WHAT IS ASKED =>
Some lines of these records may hold the word "phiếu"; state how many, using only the number.

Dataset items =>
···

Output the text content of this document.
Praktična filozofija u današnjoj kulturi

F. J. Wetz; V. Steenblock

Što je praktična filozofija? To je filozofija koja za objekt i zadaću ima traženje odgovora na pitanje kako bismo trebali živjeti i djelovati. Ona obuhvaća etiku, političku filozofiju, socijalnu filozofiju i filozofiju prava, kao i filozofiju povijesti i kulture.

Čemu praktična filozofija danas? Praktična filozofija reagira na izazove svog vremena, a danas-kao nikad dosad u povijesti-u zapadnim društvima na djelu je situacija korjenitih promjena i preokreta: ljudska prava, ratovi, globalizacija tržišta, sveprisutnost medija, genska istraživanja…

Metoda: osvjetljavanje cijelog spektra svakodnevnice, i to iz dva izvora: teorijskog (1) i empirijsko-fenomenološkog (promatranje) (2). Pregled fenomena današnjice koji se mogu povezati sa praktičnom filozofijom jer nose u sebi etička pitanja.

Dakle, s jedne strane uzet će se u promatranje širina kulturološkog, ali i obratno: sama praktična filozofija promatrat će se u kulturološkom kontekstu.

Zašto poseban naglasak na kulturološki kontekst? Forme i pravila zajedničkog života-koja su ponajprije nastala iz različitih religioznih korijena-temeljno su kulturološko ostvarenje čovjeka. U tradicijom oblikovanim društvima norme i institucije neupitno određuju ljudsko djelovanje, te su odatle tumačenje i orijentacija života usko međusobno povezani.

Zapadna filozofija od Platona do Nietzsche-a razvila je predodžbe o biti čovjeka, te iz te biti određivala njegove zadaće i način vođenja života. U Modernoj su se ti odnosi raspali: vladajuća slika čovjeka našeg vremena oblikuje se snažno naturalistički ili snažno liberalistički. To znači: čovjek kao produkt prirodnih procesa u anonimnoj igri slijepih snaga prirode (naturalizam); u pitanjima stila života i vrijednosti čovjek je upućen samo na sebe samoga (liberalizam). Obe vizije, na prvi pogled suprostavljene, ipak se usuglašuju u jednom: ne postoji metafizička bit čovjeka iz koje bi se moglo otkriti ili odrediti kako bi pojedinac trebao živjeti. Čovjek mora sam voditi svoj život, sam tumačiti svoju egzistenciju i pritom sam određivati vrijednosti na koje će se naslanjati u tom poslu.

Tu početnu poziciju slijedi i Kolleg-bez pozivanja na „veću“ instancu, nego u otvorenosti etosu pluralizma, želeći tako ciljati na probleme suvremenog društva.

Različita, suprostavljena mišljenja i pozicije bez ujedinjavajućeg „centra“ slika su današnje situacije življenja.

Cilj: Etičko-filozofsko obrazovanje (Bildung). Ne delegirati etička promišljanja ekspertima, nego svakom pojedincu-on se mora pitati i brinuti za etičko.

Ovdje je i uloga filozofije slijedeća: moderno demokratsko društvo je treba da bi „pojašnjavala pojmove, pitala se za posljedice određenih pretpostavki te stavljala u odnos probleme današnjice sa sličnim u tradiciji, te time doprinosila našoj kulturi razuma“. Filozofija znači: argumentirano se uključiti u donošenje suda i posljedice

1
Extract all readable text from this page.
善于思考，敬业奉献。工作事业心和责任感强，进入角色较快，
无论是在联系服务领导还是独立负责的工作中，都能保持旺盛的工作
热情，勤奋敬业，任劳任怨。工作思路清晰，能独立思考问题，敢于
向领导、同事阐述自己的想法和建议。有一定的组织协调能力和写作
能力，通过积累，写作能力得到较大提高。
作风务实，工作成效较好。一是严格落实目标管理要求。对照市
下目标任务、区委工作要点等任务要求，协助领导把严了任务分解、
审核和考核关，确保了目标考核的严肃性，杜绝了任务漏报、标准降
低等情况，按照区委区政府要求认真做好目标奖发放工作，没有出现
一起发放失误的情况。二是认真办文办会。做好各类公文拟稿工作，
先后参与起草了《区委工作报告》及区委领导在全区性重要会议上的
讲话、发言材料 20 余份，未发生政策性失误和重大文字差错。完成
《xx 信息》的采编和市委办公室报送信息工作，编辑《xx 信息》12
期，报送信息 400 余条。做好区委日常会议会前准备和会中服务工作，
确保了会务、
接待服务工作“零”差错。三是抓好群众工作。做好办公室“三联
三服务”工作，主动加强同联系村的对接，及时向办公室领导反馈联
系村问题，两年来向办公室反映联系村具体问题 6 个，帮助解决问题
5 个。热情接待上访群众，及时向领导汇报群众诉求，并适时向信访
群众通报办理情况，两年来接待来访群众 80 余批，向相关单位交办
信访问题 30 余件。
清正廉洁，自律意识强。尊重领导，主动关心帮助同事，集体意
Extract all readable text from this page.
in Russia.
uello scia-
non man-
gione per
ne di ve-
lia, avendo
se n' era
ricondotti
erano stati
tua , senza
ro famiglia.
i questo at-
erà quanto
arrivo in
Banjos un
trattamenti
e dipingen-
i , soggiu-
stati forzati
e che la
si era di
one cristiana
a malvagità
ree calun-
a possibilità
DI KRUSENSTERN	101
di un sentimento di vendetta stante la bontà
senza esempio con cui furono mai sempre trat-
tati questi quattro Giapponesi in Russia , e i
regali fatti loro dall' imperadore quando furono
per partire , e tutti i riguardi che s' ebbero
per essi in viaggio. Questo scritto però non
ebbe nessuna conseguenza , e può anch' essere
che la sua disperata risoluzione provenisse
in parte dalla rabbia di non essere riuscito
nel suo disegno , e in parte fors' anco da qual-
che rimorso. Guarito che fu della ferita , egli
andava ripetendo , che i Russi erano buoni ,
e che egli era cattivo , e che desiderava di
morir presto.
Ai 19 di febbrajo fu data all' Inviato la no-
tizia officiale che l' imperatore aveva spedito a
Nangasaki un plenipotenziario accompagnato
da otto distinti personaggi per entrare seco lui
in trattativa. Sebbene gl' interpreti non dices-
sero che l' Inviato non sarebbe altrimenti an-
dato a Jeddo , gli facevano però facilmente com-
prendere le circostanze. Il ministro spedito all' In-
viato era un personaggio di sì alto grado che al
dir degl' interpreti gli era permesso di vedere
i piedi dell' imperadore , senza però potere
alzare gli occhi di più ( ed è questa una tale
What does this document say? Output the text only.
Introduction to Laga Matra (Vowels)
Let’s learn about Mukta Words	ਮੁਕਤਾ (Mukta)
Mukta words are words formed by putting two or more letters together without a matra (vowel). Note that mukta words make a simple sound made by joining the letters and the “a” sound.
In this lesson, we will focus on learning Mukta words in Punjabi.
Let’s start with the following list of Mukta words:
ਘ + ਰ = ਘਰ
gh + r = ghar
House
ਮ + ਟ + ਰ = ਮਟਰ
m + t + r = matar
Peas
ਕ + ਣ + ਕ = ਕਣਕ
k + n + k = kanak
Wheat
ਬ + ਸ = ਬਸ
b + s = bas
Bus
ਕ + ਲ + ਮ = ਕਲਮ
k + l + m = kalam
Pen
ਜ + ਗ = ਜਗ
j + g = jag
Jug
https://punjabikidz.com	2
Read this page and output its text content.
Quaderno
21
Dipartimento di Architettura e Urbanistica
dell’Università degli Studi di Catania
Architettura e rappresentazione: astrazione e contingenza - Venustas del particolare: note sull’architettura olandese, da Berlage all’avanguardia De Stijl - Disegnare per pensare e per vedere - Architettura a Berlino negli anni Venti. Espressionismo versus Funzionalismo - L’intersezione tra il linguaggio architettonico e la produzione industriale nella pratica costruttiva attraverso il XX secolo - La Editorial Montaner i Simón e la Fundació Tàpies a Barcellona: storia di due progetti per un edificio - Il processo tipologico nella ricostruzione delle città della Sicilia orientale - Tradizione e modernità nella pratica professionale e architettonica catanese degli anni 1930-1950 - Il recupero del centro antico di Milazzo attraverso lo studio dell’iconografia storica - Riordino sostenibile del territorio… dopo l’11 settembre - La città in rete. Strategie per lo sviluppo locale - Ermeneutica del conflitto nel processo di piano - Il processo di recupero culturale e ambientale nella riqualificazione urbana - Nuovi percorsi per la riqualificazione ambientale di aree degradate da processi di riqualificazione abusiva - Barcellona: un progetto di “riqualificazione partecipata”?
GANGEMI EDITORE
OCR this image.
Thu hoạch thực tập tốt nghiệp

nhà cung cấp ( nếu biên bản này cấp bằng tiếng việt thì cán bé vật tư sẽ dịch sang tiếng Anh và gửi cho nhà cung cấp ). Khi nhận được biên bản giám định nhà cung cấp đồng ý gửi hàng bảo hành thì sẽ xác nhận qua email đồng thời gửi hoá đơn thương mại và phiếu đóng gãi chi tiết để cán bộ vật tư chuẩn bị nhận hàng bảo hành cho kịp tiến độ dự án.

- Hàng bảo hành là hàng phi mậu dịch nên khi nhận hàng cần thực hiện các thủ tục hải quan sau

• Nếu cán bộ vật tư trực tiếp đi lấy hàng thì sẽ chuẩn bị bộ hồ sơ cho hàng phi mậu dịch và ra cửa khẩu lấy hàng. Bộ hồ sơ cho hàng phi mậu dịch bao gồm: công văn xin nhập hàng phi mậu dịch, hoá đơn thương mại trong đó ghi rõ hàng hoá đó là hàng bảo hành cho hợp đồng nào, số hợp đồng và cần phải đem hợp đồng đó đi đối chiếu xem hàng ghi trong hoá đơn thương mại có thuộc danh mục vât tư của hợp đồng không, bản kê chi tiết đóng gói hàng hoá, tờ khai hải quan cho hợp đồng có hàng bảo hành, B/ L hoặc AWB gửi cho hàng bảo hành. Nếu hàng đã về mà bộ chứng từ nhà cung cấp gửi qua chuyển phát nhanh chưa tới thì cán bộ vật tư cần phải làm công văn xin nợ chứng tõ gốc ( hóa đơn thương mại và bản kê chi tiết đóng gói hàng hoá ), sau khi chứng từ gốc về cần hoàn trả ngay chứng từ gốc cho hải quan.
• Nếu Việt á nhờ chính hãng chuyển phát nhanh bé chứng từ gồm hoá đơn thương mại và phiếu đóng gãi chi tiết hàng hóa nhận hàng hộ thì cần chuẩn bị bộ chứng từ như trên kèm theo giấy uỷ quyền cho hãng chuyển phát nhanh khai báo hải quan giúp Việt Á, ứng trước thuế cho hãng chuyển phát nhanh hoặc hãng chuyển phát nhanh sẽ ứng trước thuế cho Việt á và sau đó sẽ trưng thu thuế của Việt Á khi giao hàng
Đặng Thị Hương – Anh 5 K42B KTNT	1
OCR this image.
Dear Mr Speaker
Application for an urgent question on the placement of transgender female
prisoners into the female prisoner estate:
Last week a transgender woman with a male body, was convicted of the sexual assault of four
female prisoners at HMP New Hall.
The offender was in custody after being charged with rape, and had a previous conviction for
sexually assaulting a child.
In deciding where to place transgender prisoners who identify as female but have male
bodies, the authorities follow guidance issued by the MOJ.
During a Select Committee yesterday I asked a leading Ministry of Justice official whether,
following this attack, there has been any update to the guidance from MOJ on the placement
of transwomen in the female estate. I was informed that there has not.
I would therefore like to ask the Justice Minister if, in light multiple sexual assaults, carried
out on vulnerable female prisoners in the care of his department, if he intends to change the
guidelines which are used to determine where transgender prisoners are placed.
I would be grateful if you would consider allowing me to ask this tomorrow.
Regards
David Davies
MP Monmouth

···

WORKED ANSWER =>
2